▶ **Problem statement**: Each record below should appear again exactly as written.

[start of Input records]

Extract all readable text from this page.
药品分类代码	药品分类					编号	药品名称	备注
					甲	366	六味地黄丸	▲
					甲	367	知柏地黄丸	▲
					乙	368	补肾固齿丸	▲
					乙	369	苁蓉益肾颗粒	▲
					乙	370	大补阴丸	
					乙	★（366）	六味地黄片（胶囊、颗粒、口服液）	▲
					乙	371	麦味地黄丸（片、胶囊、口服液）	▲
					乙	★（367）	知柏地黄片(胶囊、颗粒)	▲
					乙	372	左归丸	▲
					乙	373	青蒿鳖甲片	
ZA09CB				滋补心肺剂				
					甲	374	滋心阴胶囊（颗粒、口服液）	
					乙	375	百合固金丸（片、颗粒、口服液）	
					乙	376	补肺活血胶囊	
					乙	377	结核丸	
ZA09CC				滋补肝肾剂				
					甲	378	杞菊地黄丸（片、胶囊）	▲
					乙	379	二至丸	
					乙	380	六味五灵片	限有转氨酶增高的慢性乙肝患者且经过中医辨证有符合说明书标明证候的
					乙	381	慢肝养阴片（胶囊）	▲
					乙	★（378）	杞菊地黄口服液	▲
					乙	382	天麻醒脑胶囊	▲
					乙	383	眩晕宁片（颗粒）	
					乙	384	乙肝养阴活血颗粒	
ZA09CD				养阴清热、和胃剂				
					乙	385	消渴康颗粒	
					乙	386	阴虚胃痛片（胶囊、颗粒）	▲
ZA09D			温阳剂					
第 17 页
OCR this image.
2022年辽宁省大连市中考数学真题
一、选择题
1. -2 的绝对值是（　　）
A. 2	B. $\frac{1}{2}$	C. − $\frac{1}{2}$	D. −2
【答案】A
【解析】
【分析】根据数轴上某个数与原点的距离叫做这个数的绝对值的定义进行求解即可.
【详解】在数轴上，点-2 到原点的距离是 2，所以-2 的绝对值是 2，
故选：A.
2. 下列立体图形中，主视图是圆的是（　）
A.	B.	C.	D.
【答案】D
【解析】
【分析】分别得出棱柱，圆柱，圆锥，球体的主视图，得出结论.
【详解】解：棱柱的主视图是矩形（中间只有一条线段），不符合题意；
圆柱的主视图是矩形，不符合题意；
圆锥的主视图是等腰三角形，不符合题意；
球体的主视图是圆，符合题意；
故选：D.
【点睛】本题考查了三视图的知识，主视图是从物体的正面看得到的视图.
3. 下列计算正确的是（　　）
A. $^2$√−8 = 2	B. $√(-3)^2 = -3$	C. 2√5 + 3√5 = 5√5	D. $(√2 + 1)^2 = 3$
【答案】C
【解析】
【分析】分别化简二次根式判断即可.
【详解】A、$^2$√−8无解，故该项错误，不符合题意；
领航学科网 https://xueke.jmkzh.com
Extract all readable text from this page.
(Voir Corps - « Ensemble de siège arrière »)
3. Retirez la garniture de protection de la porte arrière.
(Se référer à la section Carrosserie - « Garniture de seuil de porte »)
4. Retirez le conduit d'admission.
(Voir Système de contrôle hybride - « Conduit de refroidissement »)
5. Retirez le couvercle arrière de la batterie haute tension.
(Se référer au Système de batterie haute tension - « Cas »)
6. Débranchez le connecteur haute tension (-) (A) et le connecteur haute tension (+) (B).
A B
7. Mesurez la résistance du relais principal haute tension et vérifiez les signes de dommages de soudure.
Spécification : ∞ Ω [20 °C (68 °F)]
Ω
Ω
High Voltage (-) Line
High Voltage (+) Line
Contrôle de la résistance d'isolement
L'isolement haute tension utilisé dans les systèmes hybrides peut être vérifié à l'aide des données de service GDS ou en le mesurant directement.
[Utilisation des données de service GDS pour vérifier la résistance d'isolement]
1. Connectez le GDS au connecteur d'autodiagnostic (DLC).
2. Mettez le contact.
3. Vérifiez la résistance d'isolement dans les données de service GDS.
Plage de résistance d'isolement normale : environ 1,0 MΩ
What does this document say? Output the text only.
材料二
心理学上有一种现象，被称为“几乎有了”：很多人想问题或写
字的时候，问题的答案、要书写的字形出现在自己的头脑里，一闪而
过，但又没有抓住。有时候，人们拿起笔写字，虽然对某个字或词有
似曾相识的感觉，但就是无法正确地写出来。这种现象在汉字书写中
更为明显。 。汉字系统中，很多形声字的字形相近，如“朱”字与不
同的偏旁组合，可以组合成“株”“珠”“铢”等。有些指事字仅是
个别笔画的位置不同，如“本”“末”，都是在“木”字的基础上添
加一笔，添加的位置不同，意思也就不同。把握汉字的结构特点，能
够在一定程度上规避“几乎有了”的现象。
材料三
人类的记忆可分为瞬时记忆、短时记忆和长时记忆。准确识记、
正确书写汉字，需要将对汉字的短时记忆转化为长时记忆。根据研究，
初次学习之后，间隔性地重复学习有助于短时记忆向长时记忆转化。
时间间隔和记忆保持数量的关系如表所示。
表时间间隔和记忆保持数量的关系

[end of Input records]

▶ **Response to this exercise**:
Extract all readable text from this page.
药品分类代码	药品分类					编号	药品名称	备注
					甲	366	六味地黄丸	▲
					甲	367	知柏地黄丸	▲
					乙	368	补肾固齿丸	▲
					乙	369	苁蓉益肾颗粒	▲
					乙	370	大补阴丸	
					乙	★（366）	六味地黄片（胶囊、颗粒、口服液）	▲
					乙	371	麦味地黄丸（片、胶囊、口服液）	▲
					乙	★（367）	知柏地黄片(胶囊、颗粒)	▲
					乙	372	左归丸	▲
					乙	373	青蒿鳖甲片	
ZA09CB				滋补心肺剂				
					甲	374	滋心阴胶囊（颗粒、口服液）	
					乙	375	百合固金丸（片、颗粒、口服液）	
					乙	376	补肺活血胶囊	
					乙	377	结核丸	
ZA09CC				滋补肝肾剂				
					甲	378	杞菊地黄丸（片、胶囊）	▲
					乙	379	二至丸	
					乙	380	六味五灵片	限有转氨酶增高的慢性乙肝患者且经过中医辨证有符合说明书标明证候的
					乙	381	慢肝养阴片（胶囊）	▲
					乙	★（378）	杞菊地黄口服液	▲
					乙	382	天麻醒脑胶囊	▲
					乙	383	眩晕宁片（颗粒）	
					乙	384	乙肝养阴活血颗粒	
ZA09CD				养阴清热、和胃剂				
					乙	385	消渴康颗粒	
					乙	386	阴虚胃痛片（胶囊、颗粒）	▲
ZA09D			温阳剂					
第 17 页
OCR this image.
2022年辽宁省大连市中考数学真题
一、选择题
1. -2 的绝对值是（　　）
A. 2	B. $\frac{1}{2}$	C. − $\frac{1}{2}$	D. −2
【答案】A
【解析】
【分析】根据数轴上某个数与原点的距离叫做这个数的绝对值的定义进行求解即可.
【详解】在数轴上，点-2 到原点的距离是 2，所以-2 的绝对值是 2，
故选：A.
2. 下列立体图形中，主视图是圆的是（　）
A.	B.	C.	D.
【答案】D
【解析】
【分析】分别得出棱柱，圆柱，圆锥，球体的主视图，得出结论.
【详解】解：棱柱的主视图是矩形（中间只有一条线段），不符合题意；
圆柱的主视图是矩形，不符合题意；
圆锥的主视图是等腰三角形，不符合题意；
球体的主视图是圆，符合题意；
故选：D.
【点睛】本题考查了三视图的知识，主视图是从物体的正面看得到的视图.
3. 下列计算正确的是（　　）
A. $^2$√−8 = 2	B. $√(-3)^2 = -3$	C. 2√5 + 3√5 = 5√5	D. $(√2 + 1)^2 = 3$
【答案】C
【解析】
【分析】分别化简二次根式判断即可.
【详解】A、$^2$√−8无解，故该项错误，不符合题意；
领航学科网 https://xueke.jmkzh.com
Extract all readable text from this page.
(Voir Corps - « Ensemble de siège arrière »)
3. Retirez la garniture de protection de la porte arrière.
(Se référer à la section Carrosserie - « Garniture de seuil de porte »)
4. Retirez le conduit d'admission.
(Voir Système de contrôle hybride - « Conduit de refroidissement »)
5. Retirez le couvercle arrière de la batterie haute tension.
(Se référer au Système de batterie haute tension - « Cas »)
6. Débranchez le connecteur haute tension (-) (A) et le connecteur haute tension (+) (B).
A B
7. Mesurez la résistance du relais principal haute tension et vérifiez les signes de dommages de soudure.
Spécification : ∞ Ω [20 °C (68 °F)]
Ω
Ω
High Voltage (-) Line
High Voltage (+) Line
Contrôle de la résistance d'isolement
L'isolement haute tension utilisé dans les systèmes hybrides peut être vérifié à l'aide des données de service GDS ou en le mesurant directement.
[Utilisation des données de service GDS pour vérifier la résistance d'isolement]
1. Connectez le GDS au connecteur d'autodiagnostic (DLC).
2. Mettez le contact.
3. Vérifiez la résistance d'isolement dans les données de service GDS.
Plage de résistance d'isolement normale : environ 1,0 MΩ
What does this document say? Output the text only.
材料二
心理学上有一种现象，被称为“几乎有了”：很多人想问题或写
字的时候，问题的答案、要书写的字形出现在自己的头脑里，一闪而
过，但又没有抓住。有时候，人们拿起笔写字，虽然对某个字或词有
似曾相识的感觉，但就是无法正确地写出来。这种现象在汉字书写中
更为明显。 。汉字系统中，很多形声字的字形相近，如“朱”字与不
同的偏旁组合，可以组合成“株”“珠”“铢”等。有些指事字仅是
个别笔画的位置不同，如“本”“末”，都是在“木”字的基础上添
加一笔，添加的位置不同，意思也就不同。把握汉字的结构特点，能
够在一定程度上规避“几乎有了”的现象。
材料三
人类的记忆可分为瞬时记忆、短时记忆和长时记忆。准确识记、
正确书写汉字，需要将对汉字的短时记忆转化为长时记忆。根据研究，
初次学习之后，间隔性地重复学习有助于短时记忆向长时记忆转化。
时间间隔和记忆保持数量的关系如表所示。
表时间间隔和记忆保持数量的关系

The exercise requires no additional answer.